読む抜粋 -
□ □ □ □ □
この実現方法には様々なものがあるが、本研究では
  • (1)布製品に関する多種多様なセンサデータを事前に取得しておき、認識等に利用する、
  • (2)作業目的にあったセンサデータの加工(特徴量表現)法を探す、
といった方針を採っている。本発表では、これまでに提案した手法とそれらのロボティクス応用について紹介する。
【略歴】2007年筑波大学大学院システム情報工学研究科修了。博士(工学)。 2006年日本学術振興会特別研究員。 2007年より東京大学特任助教、 2012年より特任講師。 同年、信州大学工学部助教となり現在に至る。知能ロボットの視覚と動作計画、蓄積データからの知識抽出に興味を持つ。さきがけ「知の創生と情報社会」研究者、自律型ロボットによる布製品の認識と操作に関する研究を行っている。
□ □ □ □ □
ページ分割データ -
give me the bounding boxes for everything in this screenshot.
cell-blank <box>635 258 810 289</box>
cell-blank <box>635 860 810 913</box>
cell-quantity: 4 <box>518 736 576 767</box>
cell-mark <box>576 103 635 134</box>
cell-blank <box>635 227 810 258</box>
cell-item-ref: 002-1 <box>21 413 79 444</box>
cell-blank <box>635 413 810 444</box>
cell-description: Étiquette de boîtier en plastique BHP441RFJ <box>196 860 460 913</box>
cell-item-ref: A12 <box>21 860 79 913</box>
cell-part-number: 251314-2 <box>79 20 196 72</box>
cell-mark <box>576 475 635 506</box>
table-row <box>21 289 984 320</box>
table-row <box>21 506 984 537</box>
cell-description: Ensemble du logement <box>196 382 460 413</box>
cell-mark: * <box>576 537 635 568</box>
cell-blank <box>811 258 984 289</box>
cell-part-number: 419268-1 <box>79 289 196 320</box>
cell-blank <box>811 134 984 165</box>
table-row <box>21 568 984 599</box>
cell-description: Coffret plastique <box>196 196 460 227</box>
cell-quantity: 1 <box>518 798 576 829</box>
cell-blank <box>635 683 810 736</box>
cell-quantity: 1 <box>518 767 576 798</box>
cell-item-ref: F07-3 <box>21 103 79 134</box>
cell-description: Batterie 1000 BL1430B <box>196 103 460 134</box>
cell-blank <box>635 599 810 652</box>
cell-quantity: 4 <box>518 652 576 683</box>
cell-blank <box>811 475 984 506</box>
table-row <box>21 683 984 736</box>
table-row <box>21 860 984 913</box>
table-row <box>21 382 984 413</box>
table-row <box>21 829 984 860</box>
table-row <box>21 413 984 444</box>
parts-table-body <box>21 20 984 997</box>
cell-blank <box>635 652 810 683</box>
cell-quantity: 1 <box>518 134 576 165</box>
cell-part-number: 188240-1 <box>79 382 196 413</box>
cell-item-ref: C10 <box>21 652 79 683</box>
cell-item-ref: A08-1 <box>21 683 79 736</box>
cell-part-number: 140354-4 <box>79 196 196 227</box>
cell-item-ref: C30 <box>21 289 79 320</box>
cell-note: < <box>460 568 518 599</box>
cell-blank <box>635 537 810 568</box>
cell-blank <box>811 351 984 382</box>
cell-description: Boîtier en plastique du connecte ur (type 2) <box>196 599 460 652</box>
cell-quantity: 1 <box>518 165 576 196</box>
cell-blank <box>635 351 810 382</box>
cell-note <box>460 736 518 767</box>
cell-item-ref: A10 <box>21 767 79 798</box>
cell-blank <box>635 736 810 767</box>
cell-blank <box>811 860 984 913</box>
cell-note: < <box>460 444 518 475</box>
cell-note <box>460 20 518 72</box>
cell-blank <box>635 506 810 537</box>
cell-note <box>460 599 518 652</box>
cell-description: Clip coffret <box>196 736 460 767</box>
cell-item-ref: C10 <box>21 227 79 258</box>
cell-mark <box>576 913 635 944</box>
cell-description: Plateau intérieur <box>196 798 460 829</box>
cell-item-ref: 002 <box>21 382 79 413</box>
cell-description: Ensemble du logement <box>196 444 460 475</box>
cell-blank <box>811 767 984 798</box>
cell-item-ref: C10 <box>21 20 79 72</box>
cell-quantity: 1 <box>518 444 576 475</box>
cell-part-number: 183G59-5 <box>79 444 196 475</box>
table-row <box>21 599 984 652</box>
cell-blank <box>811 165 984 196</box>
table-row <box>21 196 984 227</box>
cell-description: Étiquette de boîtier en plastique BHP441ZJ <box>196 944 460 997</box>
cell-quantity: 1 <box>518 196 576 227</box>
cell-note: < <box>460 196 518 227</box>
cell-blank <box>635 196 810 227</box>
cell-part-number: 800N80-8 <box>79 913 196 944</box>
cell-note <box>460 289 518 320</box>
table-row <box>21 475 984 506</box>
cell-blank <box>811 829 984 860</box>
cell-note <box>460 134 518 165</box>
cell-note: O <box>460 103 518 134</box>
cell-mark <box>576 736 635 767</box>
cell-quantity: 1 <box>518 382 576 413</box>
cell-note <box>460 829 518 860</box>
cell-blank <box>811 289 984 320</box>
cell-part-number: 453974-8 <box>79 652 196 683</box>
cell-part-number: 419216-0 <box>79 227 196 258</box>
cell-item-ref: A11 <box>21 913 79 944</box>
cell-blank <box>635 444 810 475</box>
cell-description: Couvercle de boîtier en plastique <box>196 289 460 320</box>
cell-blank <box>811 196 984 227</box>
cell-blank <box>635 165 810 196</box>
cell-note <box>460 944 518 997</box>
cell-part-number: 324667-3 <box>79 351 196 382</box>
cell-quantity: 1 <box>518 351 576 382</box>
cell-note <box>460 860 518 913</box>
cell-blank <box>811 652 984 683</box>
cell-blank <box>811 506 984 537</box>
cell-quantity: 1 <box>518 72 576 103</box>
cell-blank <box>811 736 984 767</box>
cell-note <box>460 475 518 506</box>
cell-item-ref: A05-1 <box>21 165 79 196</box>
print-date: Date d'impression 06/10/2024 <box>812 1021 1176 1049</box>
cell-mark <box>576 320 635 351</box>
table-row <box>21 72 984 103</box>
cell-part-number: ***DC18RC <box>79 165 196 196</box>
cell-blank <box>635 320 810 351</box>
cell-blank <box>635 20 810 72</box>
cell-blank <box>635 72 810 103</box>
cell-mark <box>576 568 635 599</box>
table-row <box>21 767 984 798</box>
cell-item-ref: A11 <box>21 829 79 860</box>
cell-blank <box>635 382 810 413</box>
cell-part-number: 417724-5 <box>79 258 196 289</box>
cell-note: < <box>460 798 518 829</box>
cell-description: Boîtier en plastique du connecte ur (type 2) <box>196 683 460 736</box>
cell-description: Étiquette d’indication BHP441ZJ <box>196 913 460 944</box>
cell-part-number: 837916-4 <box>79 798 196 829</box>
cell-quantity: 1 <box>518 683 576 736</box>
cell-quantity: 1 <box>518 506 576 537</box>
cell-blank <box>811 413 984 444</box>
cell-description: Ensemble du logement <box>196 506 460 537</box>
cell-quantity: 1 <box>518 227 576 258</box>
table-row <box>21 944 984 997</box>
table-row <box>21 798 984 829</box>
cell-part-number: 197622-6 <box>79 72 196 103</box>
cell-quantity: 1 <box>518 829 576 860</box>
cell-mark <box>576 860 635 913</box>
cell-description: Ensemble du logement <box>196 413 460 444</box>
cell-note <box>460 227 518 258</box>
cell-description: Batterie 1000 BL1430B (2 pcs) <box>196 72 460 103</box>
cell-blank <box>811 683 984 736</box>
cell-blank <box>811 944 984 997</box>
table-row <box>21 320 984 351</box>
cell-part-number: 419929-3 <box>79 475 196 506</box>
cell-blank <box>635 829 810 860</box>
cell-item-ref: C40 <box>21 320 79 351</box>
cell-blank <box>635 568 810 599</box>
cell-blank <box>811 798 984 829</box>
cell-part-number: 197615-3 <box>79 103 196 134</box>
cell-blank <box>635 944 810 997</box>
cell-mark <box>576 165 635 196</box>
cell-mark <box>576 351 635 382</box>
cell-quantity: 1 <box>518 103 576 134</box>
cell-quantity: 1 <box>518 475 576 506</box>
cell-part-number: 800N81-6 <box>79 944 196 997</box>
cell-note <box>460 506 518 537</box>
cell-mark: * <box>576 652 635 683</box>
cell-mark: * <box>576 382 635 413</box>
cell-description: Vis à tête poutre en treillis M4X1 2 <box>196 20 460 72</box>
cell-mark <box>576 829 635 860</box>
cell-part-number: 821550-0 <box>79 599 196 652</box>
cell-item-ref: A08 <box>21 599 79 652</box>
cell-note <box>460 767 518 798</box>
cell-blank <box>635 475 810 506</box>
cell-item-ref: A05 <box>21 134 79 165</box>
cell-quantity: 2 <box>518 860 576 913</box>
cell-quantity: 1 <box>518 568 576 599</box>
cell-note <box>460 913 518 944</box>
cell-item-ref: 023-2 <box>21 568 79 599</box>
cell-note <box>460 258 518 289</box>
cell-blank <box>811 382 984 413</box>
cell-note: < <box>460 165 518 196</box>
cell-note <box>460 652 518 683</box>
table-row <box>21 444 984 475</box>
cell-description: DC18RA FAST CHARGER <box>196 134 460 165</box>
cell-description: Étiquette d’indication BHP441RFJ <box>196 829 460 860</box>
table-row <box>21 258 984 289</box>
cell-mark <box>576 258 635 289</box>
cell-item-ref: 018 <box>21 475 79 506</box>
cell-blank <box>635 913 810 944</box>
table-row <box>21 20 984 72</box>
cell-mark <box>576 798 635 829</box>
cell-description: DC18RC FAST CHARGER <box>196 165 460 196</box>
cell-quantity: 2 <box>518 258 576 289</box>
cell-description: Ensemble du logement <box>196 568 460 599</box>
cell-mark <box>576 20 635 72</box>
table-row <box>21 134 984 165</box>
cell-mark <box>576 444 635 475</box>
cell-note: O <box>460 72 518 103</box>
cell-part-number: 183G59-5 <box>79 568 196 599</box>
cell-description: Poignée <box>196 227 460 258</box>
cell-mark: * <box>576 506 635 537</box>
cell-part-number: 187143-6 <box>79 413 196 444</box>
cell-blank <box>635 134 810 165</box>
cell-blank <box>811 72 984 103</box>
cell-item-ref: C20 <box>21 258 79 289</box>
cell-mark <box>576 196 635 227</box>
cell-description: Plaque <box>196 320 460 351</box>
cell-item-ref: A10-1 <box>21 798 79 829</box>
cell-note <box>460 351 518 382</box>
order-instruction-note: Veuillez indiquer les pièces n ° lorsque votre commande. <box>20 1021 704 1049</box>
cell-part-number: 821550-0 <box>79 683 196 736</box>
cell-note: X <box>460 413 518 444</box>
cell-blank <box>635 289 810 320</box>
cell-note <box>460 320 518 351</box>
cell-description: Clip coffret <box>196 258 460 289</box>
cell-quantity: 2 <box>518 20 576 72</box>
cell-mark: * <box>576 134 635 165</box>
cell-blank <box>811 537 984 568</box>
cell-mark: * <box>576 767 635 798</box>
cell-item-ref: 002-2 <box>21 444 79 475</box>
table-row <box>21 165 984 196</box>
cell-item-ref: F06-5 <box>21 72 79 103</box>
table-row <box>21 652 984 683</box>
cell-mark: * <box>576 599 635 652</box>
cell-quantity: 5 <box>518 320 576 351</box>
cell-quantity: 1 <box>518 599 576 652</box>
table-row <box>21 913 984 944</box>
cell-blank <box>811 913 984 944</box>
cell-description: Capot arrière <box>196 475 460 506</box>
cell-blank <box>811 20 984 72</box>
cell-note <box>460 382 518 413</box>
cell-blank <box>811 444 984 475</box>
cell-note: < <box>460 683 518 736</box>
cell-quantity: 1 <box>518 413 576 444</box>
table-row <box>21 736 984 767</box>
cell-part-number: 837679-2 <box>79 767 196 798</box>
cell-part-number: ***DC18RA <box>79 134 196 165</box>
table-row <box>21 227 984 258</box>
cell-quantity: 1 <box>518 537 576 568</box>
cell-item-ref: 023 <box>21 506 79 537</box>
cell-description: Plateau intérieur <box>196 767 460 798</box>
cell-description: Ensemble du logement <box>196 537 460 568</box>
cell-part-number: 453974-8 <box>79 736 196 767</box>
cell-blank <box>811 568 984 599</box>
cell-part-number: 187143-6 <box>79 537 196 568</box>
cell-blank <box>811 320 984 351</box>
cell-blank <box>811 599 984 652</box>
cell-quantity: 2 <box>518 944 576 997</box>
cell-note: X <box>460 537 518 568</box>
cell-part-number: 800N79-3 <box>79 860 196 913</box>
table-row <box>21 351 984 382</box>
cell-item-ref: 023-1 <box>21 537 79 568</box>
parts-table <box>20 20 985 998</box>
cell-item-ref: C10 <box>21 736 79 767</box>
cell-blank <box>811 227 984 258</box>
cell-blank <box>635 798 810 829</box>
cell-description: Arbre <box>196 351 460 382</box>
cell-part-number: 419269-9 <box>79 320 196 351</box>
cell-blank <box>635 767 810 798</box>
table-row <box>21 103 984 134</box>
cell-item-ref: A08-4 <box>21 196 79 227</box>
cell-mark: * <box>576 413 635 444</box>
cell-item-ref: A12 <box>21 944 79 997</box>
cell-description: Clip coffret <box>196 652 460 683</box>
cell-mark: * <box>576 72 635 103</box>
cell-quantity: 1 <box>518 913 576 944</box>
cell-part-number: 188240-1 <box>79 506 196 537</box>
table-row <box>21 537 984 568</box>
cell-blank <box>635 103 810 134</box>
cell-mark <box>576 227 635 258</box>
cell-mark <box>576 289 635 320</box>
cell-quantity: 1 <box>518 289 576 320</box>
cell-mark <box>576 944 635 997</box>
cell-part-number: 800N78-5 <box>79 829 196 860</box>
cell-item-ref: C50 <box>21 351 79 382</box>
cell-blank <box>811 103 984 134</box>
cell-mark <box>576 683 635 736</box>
□ □ □ □ □
課題一覧 -
(A) 布製品研究の紹介文によると、2006年に就いた職は何か。
(B) 布製品研究の紹介文にある「知能ロボットの視覚と動作計画、蓄積データからの知識抽出に興味を持つ。」を英語に訳せ。
(C) 布製品研究の紹介文を、最後の文の続きから書き進めよ。
この資料は作業に使わない。

項目別の解答 -
(A) 日本学術振興会特別研究員。

(B) Interested in vision and motion planning for intelligent robots, and in extracting knowledge from accumulated data.

(C)
「健康長寿高齢者の会話に学ぶ認知活動支援」
大武 美保子 (オオタケ ミホコ)
  • 千葉大学大学院工学研究科 准教授
【概要】「研究発表」の項を参照。
【略歴】「研究発表」の項を参照。
「ソーシャル・プレイウェアによる社会性形成支援技術」(←資料リンク)
鈴木 健嗣 (スズキ ケンジ)
  • 筑波大学 システム情報系 准教授
【概要】装着型インタフェースを用いて実世界における人々の身体接触や空間移動、および表情表出といった社会行動の計測と情報提示を通じ、遊びや社会的交流の体験を支援・拡張する情報物理環境を提供する装着型デバイス群 (ソーシャル・プレイウェア) を紹介します。また、これらによる生体拡張技術や情動計測を応用し、広汎性発達障がい児を対象とした実証実験を通じて社会性形成支援への試み、介護や医療の現場における応用、また子供たちが笑顔により豊かな社会性を築くための取り組みについてもあわせて紹介します。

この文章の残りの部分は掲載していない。